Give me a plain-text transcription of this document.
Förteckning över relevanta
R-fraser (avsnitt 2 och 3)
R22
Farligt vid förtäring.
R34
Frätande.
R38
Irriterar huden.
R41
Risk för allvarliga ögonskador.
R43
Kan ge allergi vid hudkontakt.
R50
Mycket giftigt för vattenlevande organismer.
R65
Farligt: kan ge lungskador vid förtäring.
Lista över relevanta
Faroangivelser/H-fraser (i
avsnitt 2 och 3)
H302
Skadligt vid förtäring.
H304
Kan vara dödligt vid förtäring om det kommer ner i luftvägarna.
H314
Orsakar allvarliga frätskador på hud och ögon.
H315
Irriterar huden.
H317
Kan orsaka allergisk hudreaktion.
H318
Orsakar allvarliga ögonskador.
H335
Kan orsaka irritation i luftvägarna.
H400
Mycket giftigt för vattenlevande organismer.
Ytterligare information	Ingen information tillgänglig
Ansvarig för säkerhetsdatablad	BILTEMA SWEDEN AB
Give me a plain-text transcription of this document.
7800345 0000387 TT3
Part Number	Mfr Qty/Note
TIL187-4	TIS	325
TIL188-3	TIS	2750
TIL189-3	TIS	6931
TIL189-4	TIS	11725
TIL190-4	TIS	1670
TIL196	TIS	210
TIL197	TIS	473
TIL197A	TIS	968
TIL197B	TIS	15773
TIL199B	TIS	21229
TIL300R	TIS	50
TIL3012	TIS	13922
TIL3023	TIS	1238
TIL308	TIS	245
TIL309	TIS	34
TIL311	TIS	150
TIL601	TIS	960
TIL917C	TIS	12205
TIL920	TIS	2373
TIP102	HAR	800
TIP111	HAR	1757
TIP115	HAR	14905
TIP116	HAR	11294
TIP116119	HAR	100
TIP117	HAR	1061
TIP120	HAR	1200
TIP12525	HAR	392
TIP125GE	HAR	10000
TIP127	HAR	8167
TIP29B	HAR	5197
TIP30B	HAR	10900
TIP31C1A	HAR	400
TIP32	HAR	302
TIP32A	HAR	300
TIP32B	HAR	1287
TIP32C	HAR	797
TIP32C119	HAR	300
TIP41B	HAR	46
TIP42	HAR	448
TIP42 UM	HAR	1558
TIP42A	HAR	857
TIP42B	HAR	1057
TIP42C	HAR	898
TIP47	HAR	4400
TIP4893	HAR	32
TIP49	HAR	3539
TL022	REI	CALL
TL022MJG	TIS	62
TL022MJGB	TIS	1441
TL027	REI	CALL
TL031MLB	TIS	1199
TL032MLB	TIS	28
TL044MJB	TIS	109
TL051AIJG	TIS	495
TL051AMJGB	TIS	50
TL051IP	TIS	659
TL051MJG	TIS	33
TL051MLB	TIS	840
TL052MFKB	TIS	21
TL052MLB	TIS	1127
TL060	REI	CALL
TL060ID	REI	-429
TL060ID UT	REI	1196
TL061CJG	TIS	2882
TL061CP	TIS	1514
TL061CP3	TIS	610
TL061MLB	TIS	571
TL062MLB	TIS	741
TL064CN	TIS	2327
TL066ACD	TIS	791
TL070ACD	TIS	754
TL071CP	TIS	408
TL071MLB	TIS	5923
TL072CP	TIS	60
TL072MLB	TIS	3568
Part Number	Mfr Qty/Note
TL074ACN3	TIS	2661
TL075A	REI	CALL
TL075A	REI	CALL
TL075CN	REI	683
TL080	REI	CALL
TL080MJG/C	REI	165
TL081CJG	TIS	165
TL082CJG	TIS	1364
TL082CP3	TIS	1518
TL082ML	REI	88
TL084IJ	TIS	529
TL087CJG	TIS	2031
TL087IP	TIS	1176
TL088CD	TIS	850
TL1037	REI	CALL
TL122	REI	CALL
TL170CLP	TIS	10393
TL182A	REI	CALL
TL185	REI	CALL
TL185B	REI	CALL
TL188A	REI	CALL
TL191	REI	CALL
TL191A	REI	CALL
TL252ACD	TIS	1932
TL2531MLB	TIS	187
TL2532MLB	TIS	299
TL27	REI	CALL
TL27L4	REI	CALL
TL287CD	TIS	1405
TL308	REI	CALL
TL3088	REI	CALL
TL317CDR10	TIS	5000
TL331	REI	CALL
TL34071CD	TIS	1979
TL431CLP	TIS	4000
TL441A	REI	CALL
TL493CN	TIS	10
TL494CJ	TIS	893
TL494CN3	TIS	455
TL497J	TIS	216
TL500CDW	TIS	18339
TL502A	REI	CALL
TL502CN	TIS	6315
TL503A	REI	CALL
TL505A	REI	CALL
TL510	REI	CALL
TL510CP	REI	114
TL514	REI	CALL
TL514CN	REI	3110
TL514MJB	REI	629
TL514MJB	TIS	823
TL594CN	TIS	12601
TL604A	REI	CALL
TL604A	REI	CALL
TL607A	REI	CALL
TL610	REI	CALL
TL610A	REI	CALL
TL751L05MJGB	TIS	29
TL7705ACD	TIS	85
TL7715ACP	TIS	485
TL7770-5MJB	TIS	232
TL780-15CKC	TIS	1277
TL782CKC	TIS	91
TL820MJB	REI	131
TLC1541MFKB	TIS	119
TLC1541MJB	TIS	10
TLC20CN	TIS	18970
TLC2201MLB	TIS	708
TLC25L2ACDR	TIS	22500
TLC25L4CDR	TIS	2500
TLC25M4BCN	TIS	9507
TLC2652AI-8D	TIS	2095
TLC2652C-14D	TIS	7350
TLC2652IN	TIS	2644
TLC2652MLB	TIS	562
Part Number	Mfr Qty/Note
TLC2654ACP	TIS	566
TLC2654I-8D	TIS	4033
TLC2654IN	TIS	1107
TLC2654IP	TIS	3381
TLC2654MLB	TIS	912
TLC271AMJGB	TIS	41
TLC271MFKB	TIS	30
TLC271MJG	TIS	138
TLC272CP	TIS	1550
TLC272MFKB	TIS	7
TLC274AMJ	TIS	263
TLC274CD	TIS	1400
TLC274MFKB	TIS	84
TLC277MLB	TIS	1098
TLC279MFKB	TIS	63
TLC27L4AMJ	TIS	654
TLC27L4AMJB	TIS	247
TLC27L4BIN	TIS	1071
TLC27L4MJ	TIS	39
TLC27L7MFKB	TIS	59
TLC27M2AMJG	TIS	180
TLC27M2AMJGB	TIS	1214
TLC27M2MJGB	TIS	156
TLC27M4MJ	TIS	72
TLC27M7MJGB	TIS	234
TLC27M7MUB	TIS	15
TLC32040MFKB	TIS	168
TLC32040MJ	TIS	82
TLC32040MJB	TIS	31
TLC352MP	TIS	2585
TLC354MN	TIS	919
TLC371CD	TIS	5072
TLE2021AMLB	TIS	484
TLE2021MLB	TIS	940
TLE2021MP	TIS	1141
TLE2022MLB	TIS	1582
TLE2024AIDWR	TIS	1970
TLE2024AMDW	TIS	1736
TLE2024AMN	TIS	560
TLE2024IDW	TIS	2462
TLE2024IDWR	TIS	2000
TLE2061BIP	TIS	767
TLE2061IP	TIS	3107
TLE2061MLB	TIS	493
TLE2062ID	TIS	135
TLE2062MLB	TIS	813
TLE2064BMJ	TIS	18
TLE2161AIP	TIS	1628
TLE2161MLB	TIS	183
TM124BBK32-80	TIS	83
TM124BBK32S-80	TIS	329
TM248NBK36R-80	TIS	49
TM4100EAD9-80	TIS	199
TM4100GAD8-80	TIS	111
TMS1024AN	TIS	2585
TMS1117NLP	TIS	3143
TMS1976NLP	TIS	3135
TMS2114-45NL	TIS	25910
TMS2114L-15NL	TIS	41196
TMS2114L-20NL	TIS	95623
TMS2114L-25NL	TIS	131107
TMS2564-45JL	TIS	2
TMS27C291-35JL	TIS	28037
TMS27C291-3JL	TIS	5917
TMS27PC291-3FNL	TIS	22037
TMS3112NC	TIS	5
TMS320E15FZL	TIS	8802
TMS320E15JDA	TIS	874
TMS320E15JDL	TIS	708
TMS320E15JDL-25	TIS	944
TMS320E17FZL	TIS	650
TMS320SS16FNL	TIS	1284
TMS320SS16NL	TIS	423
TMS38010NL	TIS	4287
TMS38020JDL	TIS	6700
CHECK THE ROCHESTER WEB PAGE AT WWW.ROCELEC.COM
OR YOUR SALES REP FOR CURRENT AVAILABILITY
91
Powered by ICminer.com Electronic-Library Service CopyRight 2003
....
● **THE REQUEST**:
Pick out the lines above that hold the string "luftvägarna" and show them.

● **FINAL RESULT**:
Kan vara dödligt vid förtäring om det kommer ner i luftvägarna.
Kan orsaka irritation i luftvägarna.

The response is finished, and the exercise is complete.